(Stored dataset items)
▬▬▬
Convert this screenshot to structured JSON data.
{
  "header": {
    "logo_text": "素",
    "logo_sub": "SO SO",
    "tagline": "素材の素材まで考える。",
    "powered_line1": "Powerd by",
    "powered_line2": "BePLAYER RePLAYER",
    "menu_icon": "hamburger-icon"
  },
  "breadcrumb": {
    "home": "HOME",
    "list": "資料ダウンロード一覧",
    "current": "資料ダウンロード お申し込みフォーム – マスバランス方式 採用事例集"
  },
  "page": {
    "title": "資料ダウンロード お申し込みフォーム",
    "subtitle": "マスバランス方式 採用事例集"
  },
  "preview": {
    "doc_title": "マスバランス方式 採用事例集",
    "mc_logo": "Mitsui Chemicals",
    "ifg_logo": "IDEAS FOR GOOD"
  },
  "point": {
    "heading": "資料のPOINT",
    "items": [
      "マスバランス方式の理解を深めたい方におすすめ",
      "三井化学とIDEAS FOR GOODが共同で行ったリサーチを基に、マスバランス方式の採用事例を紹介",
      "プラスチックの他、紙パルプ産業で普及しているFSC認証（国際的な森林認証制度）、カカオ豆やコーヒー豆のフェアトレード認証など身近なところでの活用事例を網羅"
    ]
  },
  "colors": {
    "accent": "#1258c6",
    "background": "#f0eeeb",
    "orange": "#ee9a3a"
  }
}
▬▬▬
## Task directions
Nothing in the listing may be changed; retype it all exactly.

## The reply
Convert this screenshot to structured JSON data.
{
  "header": {
    "logo_text": "素",
    "logo_sub": "SO SO",
    "tagline": "素材の素材まで考える。",
    "powered_line1": "Powerd by",
    "powered_line2": "BePLAYER RePLAYER",
    "menu_icon": "hamburger-icon"
  },
  "breadcrumb": {
    "home": "HOME",
    "list": "資料ダウンロード一覧",
    "current": "資料ダウンロード お申し込みフォーム – マスバランス方式 採用事例集"
  },
  "page": {
    "title": "資料ダウンロード お申し込みフォーム",
    "subtitle": "マスバランス方式 採用事例集"
  },
  "preview": {
    "doc_title": "マスバランス方式 採用事例集",
    "mc_logo": "Mitsui Chemicals",
    "ifg_logo": "IDEAS FOR GOOD"
  },
  "point": {
    "heading": "資料のPOINT",
    "items": [
      "マスバランス方式の理解を深めたい方におすすめ",
      "三井化学とIDEAS FOR GOODが共同で行ったリサーチを基に、マスバランス方式の採用事例を紹介",
      "プラスチックの他、紙パルプ産業で普及しているFSC認証（国際的な森林認証制度）、カカオ豆やコーヒー豆のフェアトレード認証など身近なところでの活用事例を網羅"
    ]
  },
  "colors": {
    "accent": "#1258c6",
    "background": "#f0eeeb",
    "orange": "#ee9a3a"
  }
}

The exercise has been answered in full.